Work instructions >>
Convert every line of the items below into a Markdown table with a "Row" column for the row number and a "Line" column for the line itself, skipping any blank lines. Leave the pictures out of your answer.

..............................

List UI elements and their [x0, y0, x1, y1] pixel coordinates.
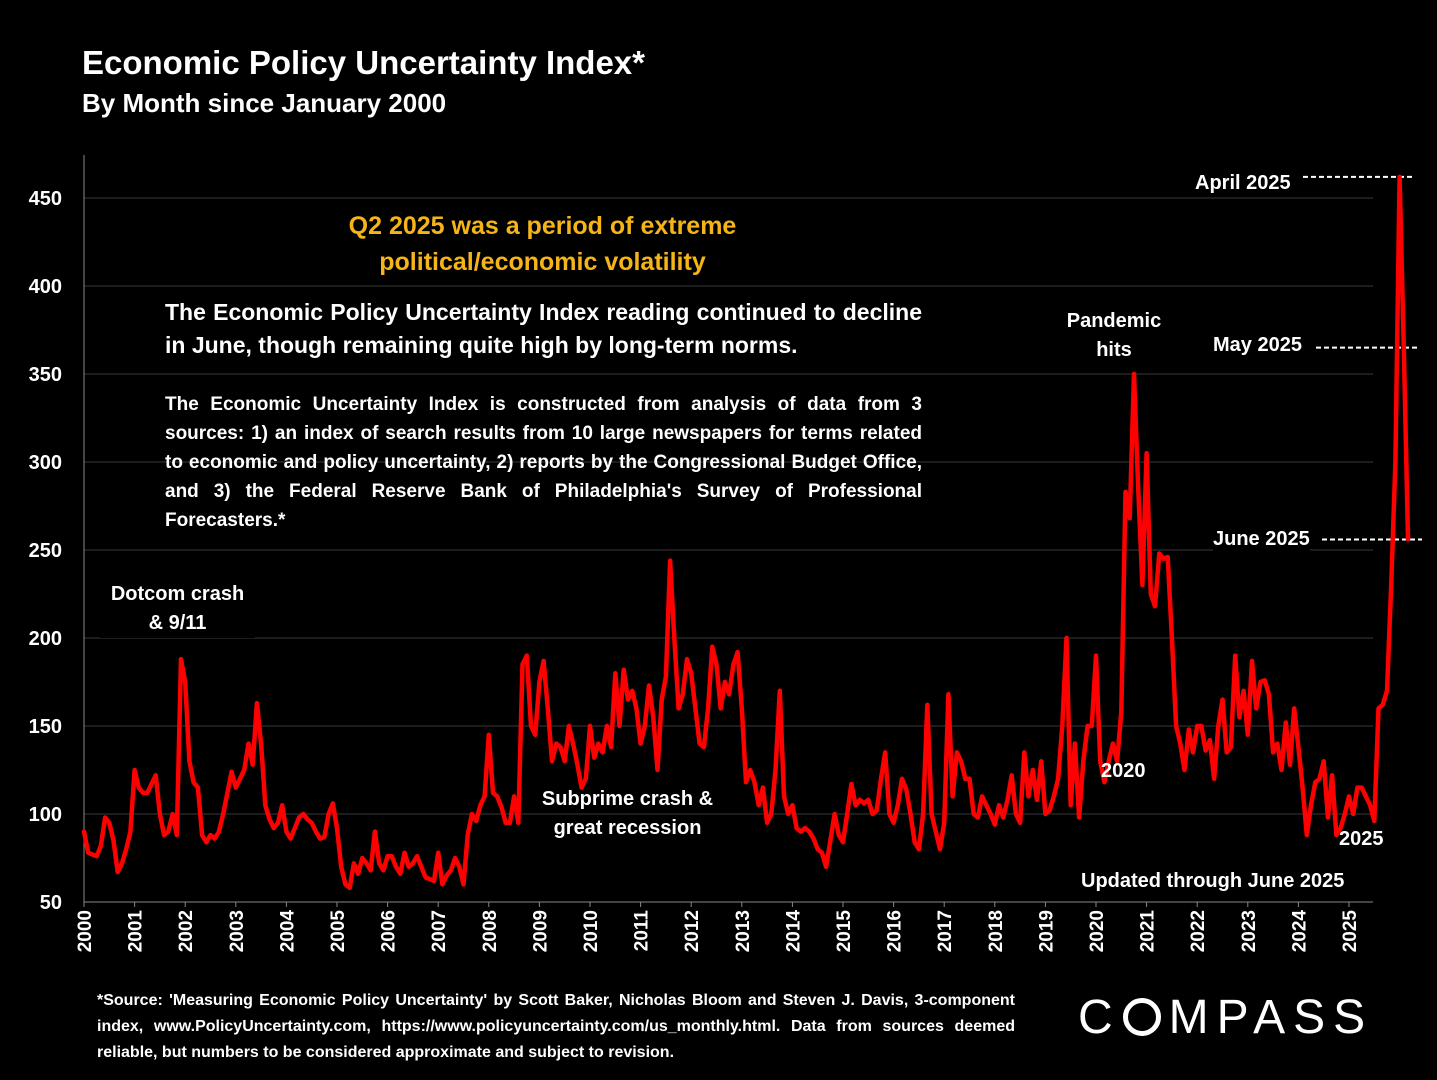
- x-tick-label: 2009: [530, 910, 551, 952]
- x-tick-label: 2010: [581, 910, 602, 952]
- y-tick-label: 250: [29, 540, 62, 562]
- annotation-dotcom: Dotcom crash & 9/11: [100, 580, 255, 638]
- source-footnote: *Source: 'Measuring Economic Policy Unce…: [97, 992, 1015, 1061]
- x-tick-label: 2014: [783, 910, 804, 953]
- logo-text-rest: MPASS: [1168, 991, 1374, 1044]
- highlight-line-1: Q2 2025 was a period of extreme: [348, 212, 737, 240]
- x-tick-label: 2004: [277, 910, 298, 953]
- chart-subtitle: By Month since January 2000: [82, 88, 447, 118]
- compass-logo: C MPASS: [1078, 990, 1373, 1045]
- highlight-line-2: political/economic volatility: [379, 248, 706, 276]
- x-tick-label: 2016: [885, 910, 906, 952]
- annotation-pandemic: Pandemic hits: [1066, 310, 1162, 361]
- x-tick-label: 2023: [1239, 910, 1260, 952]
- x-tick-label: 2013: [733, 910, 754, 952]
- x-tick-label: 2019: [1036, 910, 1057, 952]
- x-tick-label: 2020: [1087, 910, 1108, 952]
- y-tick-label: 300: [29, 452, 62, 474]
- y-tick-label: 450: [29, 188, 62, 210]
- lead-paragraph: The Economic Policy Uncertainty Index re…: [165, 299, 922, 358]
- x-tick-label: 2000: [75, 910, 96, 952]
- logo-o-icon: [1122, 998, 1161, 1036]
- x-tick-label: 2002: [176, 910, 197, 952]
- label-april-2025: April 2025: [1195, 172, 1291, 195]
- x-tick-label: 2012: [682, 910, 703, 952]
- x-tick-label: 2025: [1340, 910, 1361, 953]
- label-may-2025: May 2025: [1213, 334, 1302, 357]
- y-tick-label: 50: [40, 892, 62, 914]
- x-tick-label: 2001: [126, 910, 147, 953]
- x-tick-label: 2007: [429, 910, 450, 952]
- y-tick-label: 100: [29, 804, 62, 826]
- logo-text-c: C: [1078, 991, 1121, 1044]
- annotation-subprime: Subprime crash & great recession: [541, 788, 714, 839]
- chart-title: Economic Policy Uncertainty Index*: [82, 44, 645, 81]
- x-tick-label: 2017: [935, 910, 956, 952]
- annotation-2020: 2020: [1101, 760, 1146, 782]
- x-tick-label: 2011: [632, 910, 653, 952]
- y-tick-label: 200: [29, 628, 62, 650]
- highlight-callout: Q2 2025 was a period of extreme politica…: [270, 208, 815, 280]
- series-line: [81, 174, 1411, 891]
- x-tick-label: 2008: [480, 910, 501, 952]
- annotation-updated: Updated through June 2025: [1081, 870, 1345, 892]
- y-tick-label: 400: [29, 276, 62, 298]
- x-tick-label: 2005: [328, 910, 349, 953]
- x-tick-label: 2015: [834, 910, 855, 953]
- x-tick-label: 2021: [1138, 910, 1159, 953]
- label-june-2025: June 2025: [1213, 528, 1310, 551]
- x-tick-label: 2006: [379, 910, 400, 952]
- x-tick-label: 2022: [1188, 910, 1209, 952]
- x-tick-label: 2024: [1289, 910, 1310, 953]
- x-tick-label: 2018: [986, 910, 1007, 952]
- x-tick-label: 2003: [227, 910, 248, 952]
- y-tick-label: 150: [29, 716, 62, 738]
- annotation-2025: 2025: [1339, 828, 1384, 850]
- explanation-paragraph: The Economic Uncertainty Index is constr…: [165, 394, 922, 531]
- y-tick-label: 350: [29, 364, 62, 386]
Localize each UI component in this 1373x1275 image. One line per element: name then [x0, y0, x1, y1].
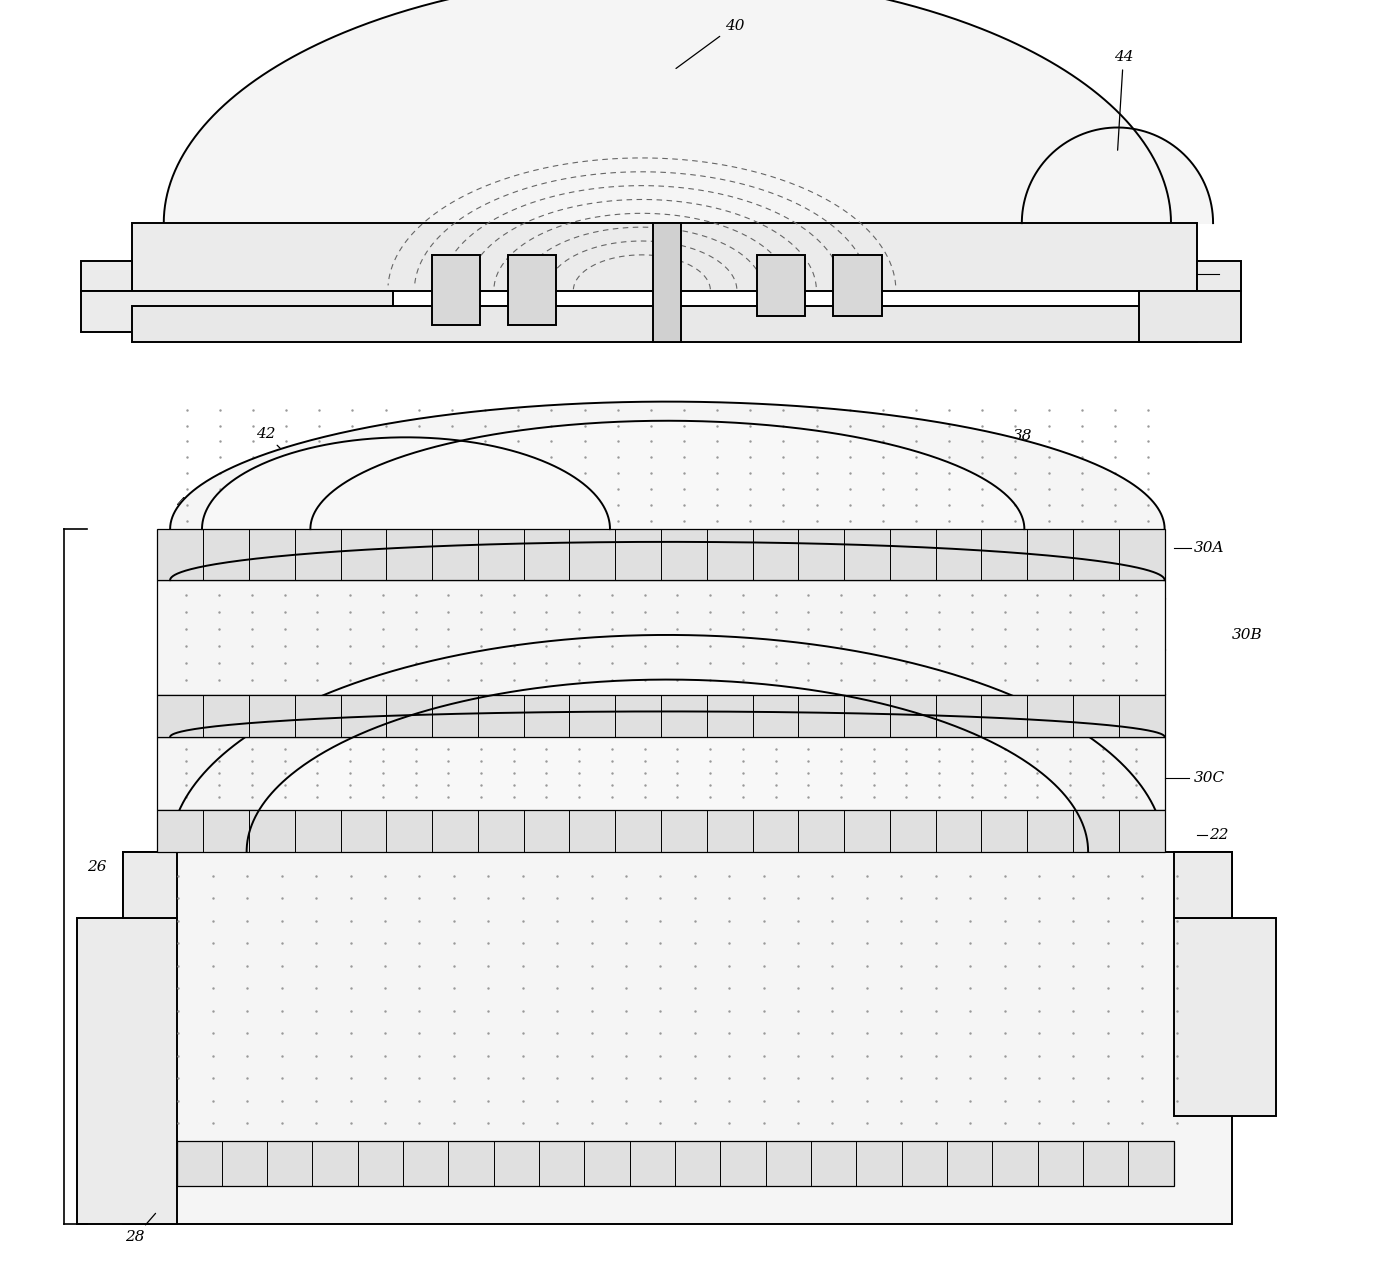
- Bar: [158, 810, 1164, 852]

..............................

Full solution >>
| Row | Line |
|---|---|
| 1 | List UI elements and their [x0, y0, x1, y1] pixel coordinates. |
| 2 | - x-tick-label: 2009: [530, 910, 551, 952] |
| 3 | - x-tick-label: 2010: [581, 910, 602, 952] |
| 4 | - y-tick-label: 250: [29, 540, 62, 562] |
| 5 | - annotation-dotcom: Dotcom crash & 9/11: [100, 580, 255, 638] |
| 6 | - source-footnote: *Source: 'Measuring Economic Policy Unce…: [97, 992, 1015, 1061] |
| 7 | - x-tick-label: 2014: [783, 910, 804, 953] |
| 8 | - logo-text-rest: MPASS: [1168, 991, 1374, 1044] |
| 9 | - highlight-line-1: Q2 2025 was a period of extreme: [348, 212, 737, 240] |
| 10 | - x-tick-label: 2004: [277, 910, 298, 953] |
| 11 | - chart-subtitle: By Month since January 2000: [82, 88, 447, 118] |
| 12 | - compass-logo: C MPASS: [1078, 990, 1373, 1045] |
| 13 | - highlight-line-2: political/economic volatility: [379, 248, 706, 276] |
| 14 | - x-tick-label: 2016: [885, 910, 906, 952] |
| 15 | - annotation-pandemic: Pandemic hits: [1066, 310, 1162, 361] |
| 16 | - x-tick-label: 2023: [1239, 910, 1260, 952] |
| 17 | - x-tick-label: 2013: [733, 910, 754, 952] |
| 18 | - x-tick-label: 2019: [1036, 910, 1057, 952] |
| 19 | - x-tick-label: 2020: [1087, 910, 1108, 952] |
| 20 | - y-tick-label: 300: [29, 452, 62, 474] |
| 21 | - y-tick-label: 450: [29, 188, 62, 210] |
| 22 | - lead-paragraph: The Economic Policy Uncertainty Index re…: [165, 299, 922, 358] |
| 23 | - x-tick-label: 2000: [75, 910, 96, 952] |
| 24 | - logo-o-icon: [1122, 998, 1161, 1036] |
| 25 | - x-tick-label: 2002: [176, 910, 197, 952] |
| 26 | - label-april-2025: April 2025: [1195, 172, 1291, 195] |
| 27 | - x-tick-label: 2012: [682, 910, 703, 952] |
| 28 | - x-tick-label: 2025: [1340, 910, 1361, 953] |
| 29 | - label-may-2025: May 2025: [1213, 334, 1302, 357] |
| 30 | - y-tick-label: 50: [40, 892, 62, 914] |
| 31 | - x-tick-label: 2001: [126, 910, 147, 953] |
| 32 | - x-tick-label: 2007: [429, 910, 450, 952] |
| 33 | - y-tick-label: 100: [29, 804, 62, 826] |
| 34 | - logo-text-c: C: [1078, 991, 1121, 1044] |
| 35 | - annotation-subprime: Subprime crash & great recession: [541, 788, 714, 839] |
| 36 | - chart-title: Economic Policy Uncertainty Index*: [82, 44, 645, 81] |
| 37 | - x-tick-label: 2017: [935, 910, 956, 952] |
| 38 | - annotation-2020: 2020: [1101, 760, 1146, 782] |
| 39 | - x-tick-label: 2011: [632, 910, 653, 952] |
| 40 | - y-tick-label: 200: [29, 628, 62, 650] |
| 41 | - highlight-callout: Q2 2025 was a period of extreme politica…: [270, 208, 815, 280] |
| 42 | - series-line: [81, 174, 1411, 891] |
| 43 | - x-tick-label: 2008: [480, 910, 501, 952] |
| 44 | - annotation-updated: Updated through June 2025: [1081, 870, 1345, 892] |
| 45 | - y-tick-label: 400: [29, 276, 62, 298] |
| 46 | - x-tick-label: 2005: [328, 910, 349, 953] |
| 47 | - x-tick-label: 2015: [834, 910, 855, 953] |
| 48 | - x-tick-label: 2021: [1138, 910, 1159, 953] |
| 49 | - label-june-2025: June 2025: [1213, 528, 1310, 551] |
| 50 | - x-tick-label: 2006: [379, 910, 400, 952] |
| 51 | - x-tick-label: 2022: [1188, 910, 1209, 952] |
| 52 | - x-tick-label: 2024: [1289, 910, 1310, 953] |
| 53 | - x-tick-label: 2018: [986, 910, 1007, 952] |
| 54 | - x-tick-label: 2003: [227, 910, 248, 952] |
| 55 | - y-tick-label: 150: [29, 716, 62, 738] |
| 56 | - annotation-2025: 2025: [1339, 828, 1384, 850] |
| 57 | - explanation-paragraph: The Economic Uncertainty Index is constr…: [165, 394, 922, 531] |
| 58 | - y-tick-label: 350: [29, 364, 62, 386] |
| 59 | Localize each UI component in this 1373x1275 image. One line per element: name then [x0, y0, x1, y1]. |
| 60 | - Bar: [158, 810, 1164, 852] |